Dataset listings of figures
——
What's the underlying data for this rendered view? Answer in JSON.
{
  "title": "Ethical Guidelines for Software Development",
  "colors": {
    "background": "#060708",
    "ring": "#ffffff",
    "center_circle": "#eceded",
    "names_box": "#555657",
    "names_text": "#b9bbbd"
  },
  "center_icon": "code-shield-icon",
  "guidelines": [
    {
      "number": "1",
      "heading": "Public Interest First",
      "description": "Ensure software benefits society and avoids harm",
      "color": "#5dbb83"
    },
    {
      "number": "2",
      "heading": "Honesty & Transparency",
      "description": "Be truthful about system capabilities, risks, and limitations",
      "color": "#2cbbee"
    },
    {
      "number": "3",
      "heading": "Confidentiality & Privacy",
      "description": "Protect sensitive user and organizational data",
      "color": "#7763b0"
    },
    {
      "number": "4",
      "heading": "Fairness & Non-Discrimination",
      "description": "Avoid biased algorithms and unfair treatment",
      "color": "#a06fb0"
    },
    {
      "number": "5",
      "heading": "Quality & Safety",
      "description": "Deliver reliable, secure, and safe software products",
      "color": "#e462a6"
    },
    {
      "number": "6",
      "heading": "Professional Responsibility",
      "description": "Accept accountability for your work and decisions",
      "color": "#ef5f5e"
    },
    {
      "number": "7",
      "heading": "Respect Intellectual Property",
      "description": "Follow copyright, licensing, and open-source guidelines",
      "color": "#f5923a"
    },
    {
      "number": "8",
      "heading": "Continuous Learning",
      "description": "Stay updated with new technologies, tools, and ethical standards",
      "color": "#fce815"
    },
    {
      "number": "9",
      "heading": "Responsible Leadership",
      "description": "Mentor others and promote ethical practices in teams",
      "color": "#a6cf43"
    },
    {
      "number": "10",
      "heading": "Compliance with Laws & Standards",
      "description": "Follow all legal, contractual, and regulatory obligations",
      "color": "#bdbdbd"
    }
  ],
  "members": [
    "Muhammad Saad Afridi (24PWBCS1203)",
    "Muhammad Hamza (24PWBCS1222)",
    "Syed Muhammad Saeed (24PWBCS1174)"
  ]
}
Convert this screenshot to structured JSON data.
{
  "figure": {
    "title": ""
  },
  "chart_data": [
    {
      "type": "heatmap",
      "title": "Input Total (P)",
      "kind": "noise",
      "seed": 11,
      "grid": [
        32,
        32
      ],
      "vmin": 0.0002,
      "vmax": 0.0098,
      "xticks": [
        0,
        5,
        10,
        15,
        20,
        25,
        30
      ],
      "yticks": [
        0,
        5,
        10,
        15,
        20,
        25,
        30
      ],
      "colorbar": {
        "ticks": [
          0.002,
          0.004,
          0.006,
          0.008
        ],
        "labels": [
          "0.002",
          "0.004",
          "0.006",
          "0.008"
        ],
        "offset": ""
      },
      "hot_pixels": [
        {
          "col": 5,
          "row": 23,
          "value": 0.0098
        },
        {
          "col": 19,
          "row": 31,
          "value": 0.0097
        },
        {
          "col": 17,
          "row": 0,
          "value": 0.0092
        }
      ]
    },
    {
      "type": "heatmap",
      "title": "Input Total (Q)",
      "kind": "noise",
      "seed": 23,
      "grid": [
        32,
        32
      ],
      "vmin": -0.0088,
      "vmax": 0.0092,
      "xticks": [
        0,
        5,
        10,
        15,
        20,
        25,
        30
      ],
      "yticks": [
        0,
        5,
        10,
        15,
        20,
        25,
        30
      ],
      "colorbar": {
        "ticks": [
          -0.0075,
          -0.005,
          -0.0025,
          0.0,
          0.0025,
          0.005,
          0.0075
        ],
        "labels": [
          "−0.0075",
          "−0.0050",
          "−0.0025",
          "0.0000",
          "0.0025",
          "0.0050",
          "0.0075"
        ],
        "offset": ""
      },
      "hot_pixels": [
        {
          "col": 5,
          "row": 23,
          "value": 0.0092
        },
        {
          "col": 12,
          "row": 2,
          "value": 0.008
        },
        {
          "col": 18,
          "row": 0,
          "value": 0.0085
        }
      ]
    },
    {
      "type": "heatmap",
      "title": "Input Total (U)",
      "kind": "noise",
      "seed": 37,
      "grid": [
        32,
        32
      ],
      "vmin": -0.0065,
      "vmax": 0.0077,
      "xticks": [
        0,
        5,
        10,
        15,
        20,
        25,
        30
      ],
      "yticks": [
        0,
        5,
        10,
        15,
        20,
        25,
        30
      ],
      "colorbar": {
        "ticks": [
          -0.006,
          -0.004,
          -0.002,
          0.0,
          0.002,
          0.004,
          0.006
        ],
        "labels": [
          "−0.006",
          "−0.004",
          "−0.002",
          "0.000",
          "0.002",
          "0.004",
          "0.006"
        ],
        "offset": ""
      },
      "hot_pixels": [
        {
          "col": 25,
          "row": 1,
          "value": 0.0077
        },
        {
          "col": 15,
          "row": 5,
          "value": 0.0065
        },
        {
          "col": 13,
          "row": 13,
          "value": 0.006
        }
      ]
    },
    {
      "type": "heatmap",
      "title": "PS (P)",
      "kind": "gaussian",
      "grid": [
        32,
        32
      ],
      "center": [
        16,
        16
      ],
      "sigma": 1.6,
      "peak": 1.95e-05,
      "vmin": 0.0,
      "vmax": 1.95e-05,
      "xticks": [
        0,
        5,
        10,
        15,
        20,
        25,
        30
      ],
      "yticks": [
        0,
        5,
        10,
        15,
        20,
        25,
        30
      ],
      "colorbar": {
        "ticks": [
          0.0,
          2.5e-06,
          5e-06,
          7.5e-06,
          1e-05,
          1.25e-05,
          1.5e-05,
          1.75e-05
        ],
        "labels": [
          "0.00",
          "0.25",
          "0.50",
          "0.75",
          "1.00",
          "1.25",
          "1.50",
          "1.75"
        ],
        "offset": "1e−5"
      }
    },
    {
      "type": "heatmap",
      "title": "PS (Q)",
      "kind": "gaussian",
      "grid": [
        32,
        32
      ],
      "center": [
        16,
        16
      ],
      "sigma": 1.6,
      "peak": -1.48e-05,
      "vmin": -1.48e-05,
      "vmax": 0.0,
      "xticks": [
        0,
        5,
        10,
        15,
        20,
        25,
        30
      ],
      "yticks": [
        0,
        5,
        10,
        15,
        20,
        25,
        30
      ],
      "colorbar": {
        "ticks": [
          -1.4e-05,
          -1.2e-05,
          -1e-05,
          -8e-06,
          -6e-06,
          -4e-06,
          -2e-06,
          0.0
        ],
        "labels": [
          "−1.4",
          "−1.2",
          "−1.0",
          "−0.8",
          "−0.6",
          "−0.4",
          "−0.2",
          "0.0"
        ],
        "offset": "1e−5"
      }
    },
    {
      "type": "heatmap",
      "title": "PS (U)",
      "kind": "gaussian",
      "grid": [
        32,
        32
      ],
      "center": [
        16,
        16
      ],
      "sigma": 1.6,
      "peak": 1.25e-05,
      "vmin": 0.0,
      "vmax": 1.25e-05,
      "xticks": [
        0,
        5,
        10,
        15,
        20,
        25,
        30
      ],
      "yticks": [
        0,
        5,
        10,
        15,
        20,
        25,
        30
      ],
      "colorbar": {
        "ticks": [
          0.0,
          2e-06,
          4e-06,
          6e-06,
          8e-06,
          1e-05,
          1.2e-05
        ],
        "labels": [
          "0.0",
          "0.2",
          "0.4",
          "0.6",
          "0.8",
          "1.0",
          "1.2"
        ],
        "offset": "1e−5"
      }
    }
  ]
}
——
-- WRITTEN EXERCISE --
Take every line containing the word "with" and copy it.

-- TASK ANSWER --
      "description": "Stay updated with new technologies, tools, and ethical standards",
      "heading": "Compliance with Laws & Standards",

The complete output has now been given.